───── Reading text

= Michael Stumpf =

Michael Stumpf (born 1970) is a scholar in the field of systems biology, in particular the inference of mathematical models using statistical inference and machine learning approaches. He has made ample contributions to network science, cell fate decision making processes and population genetics.

==Life==

Stumpf was born in Regensburg, Germany, and grew up in Straubing and Rothenburg ob der Tauber. He studied physics at the Universities of Tübingen, Sussex and Göttingen. Upon graduating with his diploma in physics, he went on to study as a graduate student at the University of Oxford, where he received his DPhil. in statistical physics in 1999. Whilst a graduate student he was a member of Balliol College. In 1999 Stumpf moved into biology and worked for three years at the Department of Zoology of the University of Oxford with Professor Robert May, Baron May of Oxford. During this time Stumpf held a fellowship at Linacre College. Since 2003 Stumpf has worked at the Centre for Bioinformatics at Imperial College, London. In 2004 he was awarded an EMBO Young Investigator Award, and in 2007 Stumpf was appointed to the Chair of Theoretical Systems Biology at Imperial College, London. He has held a Royal Society Wolfson Research Merit Award, and in 2011 he was awarded the Rector's Medal for Excellence in Research Supervision, and a Miegunyah Distinguished Fellowship in 2013.

Stumpf is married with two children and lives in West London.

In January 2018, he moved his research group to the University of Melbourne. He was elected a Fellow of the Australian Academy of Science in May 2025.

==Work==

Stumpf's research covers a variety of fields, including
- development of statistical approaches and methodologies for the integrative analysis of systems biology data.
- statistical and mathematical analysis of complex dynamical systems.
- the analysis of complex biological networks, including protein interaction and gene regulation networks.
- mathematical modelling of molecular, cellular and developmental systems and processes in biology.

──────────
───── Given information

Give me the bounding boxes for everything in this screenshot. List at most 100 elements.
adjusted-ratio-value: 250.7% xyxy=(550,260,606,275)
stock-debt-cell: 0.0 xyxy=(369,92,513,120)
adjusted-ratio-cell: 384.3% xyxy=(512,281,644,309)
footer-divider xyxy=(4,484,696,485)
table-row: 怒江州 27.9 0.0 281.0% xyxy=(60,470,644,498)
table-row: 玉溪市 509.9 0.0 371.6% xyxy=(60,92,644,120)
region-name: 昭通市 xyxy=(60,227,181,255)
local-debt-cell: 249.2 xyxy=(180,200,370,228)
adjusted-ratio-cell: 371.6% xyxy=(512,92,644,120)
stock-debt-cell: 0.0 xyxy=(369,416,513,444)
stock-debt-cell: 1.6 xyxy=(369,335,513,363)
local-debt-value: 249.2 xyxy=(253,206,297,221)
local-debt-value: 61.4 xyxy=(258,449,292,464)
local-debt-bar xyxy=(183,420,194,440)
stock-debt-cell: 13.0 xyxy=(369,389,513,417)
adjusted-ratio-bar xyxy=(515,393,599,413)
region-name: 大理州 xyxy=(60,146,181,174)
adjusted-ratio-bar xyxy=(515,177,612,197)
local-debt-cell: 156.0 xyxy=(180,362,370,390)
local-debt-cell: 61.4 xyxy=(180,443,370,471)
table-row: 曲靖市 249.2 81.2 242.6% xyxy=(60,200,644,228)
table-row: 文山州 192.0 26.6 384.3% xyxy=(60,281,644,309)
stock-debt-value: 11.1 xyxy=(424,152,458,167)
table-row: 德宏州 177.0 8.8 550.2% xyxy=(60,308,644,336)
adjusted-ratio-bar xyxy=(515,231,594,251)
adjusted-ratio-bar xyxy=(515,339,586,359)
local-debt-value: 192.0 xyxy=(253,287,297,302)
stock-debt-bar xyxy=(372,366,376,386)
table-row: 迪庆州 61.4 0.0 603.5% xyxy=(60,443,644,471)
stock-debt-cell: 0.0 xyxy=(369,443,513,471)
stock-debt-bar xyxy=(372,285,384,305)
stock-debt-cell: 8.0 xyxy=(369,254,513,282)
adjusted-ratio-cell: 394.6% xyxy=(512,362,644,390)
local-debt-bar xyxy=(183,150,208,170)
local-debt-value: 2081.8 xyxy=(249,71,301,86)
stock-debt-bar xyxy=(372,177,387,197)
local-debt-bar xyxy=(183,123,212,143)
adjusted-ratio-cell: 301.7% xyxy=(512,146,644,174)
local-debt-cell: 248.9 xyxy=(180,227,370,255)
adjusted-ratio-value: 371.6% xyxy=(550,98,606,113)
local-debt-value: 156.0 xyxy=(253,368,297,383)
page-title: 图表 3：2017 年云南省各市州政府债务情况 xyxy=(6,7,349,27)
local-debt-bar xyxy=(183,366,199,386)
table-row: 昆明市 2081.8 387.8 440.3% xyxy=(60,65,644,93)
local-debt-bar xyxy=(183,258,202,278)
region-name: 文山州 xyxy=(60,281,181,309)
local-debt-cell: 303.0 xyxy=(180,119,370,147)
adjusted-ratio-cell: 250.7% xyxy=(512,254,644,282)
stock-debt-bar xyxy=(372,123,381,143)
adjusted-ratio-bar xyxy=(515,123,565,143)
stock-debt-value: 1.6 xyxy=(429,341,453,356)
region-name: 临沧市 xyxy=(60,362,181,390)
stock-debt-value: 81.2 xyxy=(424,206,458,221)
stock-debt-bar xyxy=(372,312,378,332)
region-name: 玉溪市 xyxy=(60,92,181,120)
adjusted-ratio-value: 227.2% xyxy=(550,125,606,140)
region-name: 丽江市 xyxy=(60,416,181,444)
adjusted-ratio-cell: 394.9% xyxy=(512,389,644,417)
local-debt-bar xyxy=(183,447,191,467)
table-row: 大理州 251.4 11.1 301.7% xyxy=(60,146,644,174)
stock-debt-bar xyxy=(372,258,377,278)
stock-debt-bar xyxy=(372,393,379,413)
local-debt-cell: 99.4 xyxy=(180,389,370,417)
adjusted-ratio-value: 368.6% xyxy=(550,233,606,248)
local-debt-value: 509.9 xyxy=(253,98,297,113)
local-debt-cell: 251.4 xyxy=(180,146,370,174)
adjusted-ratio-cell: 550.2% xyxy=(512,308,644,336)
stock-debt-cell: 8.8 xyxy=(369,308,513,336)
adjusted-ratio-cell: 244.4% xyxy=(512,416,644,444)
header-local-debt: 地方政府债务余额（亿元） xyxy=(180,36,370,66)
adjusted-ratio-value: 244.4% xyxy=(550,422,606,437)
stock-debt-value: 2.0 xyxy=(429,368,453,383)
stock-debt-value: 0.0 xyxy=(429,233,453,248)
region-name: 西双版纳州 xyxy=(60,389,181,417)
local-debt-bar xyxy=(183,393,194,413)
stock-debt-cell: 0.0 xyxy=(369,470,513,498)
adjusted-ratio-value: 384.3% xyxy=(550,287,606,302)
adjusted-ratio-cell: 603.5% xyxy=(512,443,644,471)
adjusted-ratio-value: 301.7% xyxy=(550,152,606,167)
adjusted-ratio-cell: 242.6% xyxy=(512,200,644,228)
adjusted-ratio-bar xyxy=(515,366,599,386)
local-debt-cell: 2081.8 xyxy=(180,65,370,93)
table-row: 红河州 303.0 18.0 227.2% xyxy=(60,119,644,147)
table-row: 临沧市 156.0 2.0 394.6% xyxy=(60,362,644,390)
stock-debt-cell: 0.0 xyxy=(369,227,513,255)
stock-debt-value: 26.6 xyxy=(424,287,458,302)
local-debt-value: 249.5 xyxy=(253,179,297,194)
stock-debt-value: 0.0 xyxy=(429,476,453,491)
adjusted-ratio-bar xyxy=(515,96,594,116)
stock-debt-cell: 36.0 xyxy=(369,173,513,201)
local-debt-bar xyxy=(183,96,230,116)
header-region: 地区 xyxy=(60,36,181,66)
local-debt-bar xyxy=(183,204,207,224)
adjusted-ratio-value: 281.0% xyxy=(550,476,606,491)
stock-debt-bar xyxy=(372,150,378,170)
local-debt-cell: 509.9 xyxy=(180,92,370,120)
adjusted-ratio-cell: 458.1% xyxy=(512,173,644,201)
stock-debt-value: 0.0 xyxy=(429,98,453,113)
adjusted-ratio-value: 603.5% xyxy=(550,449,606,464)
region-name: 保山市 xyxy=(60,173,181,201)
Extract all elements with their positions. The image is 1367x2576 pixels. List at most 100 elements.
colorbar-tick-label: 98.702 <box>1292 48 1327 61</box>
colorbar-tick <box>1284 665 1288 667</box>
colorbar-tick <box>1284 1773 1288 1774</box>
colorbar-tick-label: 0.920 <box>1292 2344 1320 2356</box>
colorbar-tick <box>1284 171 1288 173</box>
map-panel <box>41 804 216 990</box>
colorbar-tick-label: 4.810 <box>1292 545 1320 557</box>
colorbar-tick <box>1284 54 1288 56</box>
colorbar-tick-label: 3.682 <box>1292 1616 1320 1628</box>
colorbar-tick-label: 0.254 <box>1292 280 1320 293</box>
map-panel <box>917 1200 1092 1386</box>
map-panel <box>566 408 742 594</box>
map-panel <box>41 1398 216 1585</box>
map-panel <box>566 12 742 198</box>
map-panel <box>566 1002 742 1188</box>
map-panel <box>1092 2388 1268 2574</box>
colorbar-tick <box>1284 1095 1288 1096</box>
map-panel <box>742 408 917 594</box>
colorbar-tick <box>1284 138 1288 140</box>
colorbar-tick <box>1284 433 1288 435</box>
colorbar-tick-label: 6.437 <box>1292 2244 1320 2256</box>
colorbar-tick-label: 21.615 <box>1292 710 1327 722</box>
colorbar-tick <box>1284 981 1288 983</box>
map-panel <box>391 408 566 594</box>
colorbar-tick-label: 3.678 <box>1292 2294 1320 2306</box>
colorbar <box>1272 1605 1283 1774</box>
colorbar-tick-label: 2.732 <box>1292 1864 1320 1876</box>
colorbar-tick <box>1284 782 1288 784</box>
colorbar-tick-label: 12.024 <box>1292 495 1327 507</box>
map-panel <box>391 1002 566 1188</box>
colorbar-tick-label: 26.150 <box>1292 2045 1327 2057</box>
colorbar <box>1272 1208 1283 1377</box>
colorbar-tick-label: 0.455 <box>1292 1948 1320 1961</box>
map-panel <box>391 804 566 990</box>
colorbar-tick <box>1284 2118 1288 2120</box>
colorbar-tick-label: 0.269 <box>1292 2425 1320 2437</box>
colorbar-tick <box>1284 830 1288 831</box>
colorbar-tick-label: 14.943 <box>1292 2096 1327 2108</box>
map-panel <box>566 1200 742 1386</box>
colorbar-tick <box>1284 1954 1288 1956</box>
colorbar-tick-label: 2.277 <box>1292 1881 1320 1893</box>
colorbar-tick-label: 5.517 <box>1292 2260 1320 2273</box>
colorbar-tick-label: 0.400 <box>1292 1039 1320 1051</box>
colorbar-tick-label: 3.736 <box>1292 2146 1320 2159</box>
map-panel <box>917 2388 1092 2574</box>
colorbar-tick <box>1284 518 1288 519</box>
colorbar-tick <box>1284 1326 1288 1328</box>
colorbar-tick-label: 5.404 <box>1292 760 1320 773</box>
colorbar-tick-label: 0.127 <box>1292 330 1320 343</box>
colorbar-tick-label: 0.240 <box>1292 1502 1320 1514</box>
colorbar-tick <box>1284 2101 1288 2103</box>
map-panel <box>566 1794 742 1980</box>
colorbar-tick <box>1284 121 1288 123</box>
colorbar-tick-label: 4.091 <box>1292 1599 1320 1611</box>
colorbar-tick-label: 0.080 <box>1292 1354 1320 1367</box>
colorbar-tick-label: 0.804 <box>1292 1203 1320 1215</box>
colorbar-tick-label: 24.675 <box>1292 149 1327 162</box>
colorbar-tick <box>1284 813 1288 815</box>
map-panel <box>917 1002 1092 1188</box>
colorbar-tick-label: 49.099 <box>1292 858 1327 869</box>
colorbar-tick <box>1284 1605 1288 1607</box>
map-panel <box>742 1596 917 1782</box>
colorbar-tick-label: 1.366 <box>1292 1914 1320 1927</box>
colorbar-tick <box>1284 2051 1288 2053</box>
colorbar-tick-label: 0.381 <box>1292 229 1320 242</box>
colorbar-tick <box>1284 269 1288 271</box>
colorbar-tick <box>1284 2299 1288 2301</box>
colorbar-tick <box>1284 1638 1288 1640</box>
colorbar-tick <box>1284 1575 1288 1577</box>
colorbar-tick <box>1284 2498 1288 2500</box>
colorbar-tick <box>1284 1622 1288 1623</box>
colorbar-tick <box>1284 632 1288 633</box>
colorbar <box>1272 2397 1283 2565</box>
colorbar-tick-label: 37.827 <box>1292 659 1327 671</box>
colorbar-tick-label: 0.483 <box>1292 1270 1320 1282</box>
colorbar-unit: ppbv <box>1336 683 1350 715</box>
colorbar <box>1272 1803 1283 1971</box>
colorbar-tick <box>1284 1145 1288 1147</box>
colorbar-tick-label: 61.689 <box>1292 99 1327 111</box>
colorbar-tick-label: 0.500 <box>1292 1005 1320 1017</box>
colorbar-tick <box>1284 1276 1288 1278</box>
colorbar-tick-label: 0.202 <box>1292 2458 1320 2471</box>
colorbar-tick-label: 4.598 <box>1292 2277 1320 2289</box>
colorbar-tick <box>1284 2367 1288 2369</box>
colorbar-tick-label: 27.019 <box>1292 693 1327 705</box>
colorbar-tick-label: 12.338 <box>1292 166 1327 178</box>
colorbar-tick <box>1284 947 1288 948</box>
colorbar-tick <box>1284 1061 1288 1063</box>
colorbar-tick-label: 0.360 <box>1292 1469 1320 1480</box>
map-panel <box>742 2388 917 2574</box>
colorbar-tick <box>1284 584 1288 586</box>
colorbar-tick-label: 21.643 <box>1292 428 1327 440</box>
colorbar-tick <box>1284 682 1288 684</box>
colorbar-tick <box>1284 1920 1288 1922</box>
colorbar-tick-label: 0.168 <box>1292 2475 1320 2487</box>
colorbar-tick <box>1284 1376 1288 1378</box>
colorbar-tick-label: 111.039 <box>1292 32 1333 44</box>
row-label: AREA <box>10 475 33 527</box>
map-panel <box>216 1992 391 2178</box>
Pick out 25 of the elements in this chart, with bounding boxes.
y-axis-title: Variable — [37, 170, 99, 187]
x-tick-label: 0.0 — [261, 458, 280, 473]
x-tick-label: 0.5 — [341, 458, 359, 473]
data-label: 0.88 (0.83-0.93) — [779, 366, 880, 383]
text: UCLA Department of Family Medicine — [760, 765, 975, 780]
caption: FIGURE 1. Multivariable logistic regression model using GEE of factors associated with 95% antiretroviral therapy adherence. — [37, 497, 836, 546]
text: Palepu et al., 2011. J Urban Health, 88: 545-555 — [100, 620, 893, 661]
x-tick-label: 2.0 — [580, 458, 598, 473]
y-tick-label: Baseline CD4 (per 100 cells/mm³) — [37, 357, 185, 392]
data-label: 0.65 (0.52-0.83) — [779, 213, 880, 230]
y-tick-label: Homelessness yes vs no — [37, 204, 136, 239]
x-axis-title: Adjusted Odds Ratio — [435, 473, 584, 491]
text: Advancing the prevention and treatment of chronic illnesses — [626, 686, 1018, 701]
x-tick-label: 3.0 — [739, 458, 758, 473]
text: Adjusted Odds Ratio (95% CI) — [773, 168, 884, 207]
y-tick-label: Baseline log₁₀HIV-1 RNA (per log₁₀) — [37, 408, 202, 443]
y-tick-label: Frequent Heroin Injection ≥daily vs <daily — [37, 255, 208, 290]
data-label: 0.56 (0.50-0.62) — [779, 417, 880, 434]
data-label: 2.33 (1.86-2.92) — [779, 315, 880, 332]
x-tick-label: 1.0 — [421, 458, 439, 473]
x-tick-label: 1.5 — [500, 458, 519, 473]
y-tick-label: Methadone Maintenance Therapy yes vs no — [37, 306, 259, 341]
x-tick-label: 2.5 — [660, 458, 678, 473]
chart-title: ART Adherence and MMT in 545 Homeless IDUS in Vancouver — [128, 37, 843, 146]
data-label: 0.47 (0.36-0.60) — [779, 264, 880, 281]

──────────

→ **Task to complete**: In the Michael Stumpf article above, write out the passage that starts at "Stumpf is married" and stops after "in May 2025.", copying it word for word.

→ **Solution for this task**:
Stumpf is married with two children and lives in West London.

In January 2018, he moved his research group to the University of Melbourne. He was elected a Fellow of the Australian Academy of Science in May 2025.